(TASK BRIEF):
Extract all lines that hold the string "количества".

(STORED DATA):

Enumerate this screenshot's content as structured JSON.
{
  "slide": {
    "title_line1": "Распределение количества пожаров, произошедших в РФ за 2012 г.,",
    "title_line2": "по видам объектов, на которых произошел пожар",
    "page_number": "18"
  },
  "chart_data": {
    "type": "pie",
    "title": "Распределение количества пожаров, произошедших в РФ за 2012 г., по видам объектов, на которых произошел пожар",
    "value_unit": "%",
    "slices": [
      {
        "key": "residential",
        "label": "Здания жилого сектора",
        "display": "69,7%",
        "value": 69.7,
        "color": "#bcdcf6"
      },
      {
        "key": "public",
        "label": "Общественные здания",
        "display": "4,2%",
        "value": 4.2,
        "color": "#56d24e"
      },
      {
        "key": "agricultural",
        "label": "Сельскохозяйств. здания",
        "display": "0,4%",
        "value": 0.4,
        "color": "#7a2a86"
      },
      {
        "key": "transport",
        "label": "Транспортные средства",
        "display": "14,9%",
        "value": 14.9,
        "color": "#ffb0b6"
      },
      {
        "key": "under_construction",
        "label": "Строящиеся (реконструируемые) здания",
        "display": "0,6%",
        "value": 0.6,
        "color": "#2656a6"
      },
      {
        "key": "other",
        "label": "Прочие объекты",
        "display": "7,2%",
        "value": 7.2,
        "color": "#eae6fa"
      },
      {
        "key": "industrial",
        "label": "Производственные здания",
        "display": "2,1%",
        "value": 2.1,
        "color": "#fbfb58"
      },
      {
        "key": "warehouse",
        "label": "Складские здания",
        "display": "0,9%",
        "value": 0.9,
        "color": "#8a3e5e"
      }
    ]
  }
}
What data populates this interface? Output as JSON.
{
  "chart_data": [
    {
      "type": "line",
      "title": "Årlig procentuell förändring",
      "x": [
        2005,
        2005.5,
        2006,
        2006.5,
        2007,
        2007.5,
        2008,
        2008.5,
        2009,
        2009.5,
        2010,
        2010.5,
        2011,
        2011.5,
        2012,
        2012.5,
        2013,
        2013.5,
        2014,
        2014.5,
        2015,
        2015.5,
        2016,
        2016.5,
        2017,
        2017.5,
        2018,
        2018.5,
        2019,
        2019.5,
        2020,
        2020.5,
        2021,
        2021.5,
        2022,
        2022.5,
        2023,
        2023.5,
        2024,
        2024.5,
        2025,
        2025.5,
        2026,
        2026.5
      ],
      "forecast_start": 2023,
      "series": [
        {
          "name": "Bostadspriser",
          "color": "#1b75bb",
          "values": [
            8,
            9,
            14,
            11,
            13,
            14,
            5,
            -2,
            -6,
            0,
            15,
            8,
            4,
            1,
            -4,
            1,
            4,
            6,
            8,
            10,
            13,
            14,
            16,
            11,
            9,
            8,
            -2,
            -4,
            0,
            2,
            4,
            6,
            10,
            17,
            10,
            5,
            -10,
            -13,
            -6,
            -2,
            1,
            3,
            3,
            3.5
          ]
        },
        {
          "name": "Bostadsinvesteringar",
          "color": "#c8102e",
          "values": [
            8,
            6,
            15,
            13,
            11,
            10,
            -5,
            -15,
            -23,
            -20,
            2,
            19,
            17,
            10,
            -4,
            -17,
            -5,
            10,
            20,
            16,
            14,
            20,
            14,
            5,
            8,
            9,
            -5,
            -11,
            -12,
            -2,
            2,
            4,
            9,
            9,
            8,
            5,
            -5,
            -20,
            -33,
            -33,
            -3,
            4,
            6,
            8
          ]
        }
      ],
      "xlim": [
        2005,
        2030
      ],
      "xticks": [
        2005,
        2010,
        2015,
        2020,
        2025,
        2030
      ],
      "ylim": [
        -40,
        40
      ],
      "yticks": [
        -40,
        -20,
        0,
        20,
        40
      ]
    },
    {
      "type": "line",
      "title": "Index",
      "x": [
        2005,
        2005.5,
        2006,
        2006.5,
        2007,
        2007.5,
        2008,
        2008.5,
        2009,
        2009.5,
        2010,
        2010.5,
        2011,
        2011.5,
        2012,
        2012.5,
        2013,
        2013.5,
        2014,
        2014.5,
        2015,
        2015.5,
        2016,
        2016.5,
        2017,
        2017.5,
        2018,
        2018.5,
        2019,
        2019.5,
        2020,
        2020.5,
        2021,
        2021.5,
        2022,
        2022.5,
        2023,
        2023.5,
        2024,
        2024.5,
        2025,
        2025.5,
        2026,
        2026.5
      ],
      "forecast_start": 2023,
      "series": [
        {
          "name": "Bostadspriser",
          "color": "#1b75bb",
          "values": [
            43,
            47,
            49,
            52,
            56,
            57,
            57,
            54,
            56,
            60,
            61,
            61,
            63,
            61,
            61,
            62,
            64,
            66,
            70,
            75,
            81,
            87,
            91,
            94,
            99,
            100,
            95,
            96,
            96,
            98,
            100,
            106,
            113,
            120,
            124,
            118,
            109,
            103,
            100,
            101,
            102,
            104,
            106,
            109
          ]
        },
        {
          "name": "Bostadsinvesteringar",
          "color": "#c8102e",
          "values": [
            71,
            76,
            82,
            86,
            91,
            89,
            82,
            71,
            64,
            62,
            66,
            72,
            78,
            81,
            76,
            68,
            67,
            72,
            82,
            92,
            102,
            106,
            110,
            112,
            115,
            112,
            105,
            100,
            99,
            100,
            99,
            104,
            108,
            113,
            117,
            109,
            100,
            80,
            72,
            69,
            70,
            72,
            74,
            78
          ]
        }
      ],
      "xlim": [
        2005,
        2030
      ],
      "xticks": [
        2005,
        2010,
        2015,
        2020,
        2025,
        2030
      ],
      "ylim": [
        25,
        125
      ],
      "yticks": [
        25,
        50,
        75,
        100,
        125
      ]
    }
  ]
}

(REPLY TO THE EXERCISE):
    "title_line1": "Распределение количества пожаров, произошедших в РФ за 2012 г.,",
    "title": "Распределение количества пожаров, произошедших в РФ за 2012 г., по видам объектов, на которых произошел пожар",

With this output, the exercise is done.